## What needs to be done
Pictures aside, repeat every entry exactly.

## Source material

────────

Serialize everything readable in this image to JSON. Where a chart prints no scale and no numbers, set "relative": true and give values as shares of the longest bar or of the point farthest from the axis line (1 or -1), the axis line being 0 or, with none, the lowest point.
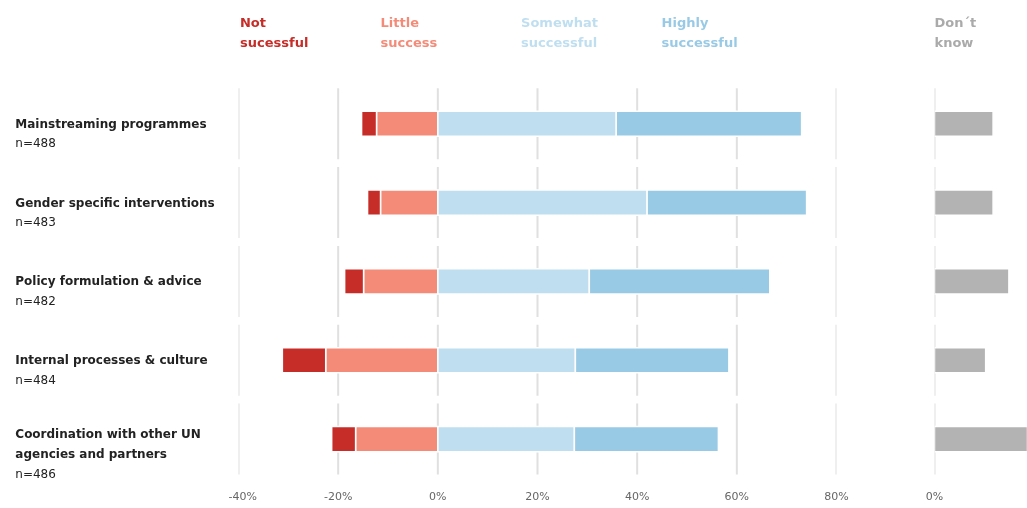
{
  "chart_data": [
    {
      "type": "bar",
      "orientation": "horizontal",
      "stacked": true,
      "categories": [
        "Mainstreaming programmes\nn=488",
        "Gender specific interventions\nn=483",
        "Policy formulation & advice\nn=482",
        "Internal processes & culture\nn=484",
        "Coordination with other UN\nagencies and partners\nn=486"
      ],
      "series": [
        {
          "name": "Little\nsuccess",
          "color": "#f48b78",
          "values": [
            -12.3,
            -11.5,
            -14.9,
            -22.5,
            -16.5
          ]
        },
        {
          "name": "Not\nsucessful",
          "color": "#c62d28",
          "values": [
            -3.0,
            -2.6,
            -3.8,
            -8.7,
            -4.8
          ]
        },
        {
          "name": "Somewhat\nsuccessful",
          "color": "#bfdff0",
          "values": [
            35.8,
            42.0,
            30.4,
            27.6,
            27.4
          ]
        },
        {
          "name": "Highly\nsuccessful",
          "color": "#99cae5",
          "values": [
            37.2,
            32.0,
            36.2,
            30.8,
            28.9
          ]
        }
      ],
      "xlim": [
        -40,
        80
      ],
      "xticks": [
        {
          "value": -40,
          "label": "-40%"
        },
        {
          "value": -20,
          "label": "-20%"
        },
        {
          "value": 0,
          "label": "0%"
        },
        {
          "value": 20,
          "label": "20%"
        },
        {
          "value": 40,
          "label": "40%"
        },
        {
          "value": 60,
          "label": "60%"
        },
        {
          "value": 80,
          "label": "80%"
        }
      ],
      "grid": "x"
    },
    {
      "type": "bar",
      "orientation": "horizontal",
      "relative": true,
      "title": "Don´t\nknow",
      "categories": [
        null,
        null,
        null,
        null,
        null
      ],
      "series": [
        {
          "color": "#b3b3b3",
          "values": [
            0.63,
            0.63,
            0.8,
            0.55,
            1
          ]
        }
      ],
      "annotations": [
        "0%"
      ]
    }
  ]
}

────────

## Output of the exercise
Serialize everything readable in this image to JSON. Where a chart prints no scale and no numbers, set "relative": true and give values as shares of the longest bar or of the point farthest from the axis line (1 or -1), the axis line being 0 or, with none, the lowest point.
{
  "chart_data": [
    {
      "type": "bar",
      "orientation": "horizontal",
      "stacked": true,
      "categories": [
        "Mainstreaming programmes\nn=488",
        "Gender specific interventions\nn=483",
        "Policy formulation & advice\nn=482",
        "Internal processes & culture\nn=484",
        "Coordination with other UN\nagencies and partners\nn=486"
      ],
      "series": [
        {
          "name": "Little\nsuccess",
          "color": "#f48b78",
          "values": [
            -12.3,
            -11.5,
            -14.9,
            -22.5,
            -16.5
          ]
        },
        {
          "name": "Not\nsucessful",
          "color": "#c62d28",
          "values": [
            -3.0,
            -2.6,
            -3.8,
            -8.7,
            -4.8
          ]
        },
        {
          "name": "Somewhat\nsuccessful",
          "color": "#bfdff0",
          "values": [
            35.8,
            42.0,
            30.4,
            27.6,
            27.4
          ]
        },
        {
          "name": "Highly\nsuccessful",
          "color": "#99cae5",
          "values": [
            37.2,
            32.0,
            36.2,
            30.8,
            28.9
          ]
        }
      ],
      "xlim": [
        -40,
        80
      ],
      "xticks": [
        {
          "value": -40,
          "label": "-40%"
        },
        {
          "value": -20,
          "label": "-20%"
        },
        {
          "value": 0,
          "label": "0%"
        },
        {
          "value": 20,
          "label": "20%"
        },
        {
          "value": 40,
          "label": "40%"
        },
        {
          "value": 60,
          "label": "60%"
        },
        {
          "value": 80,
          "label": "80%"
        }
      ],
      "grid": "x"
    },
    {
      "type": "bar",
      "orientation": "horizontal",
      "relative": true,
      "title": "Don´t\nknow",
      "categories": [
        null,
        null,
        null,
        null,
        null
      ],
      "series": [
        {
          "color": "#b3b3b3",
          "values": [
            0.63,
            0.63,
            0.8,
            0.55,
            1
          ]
        }
      ],
      "annotations": [
        "0%"
      ]
    }
  ]
}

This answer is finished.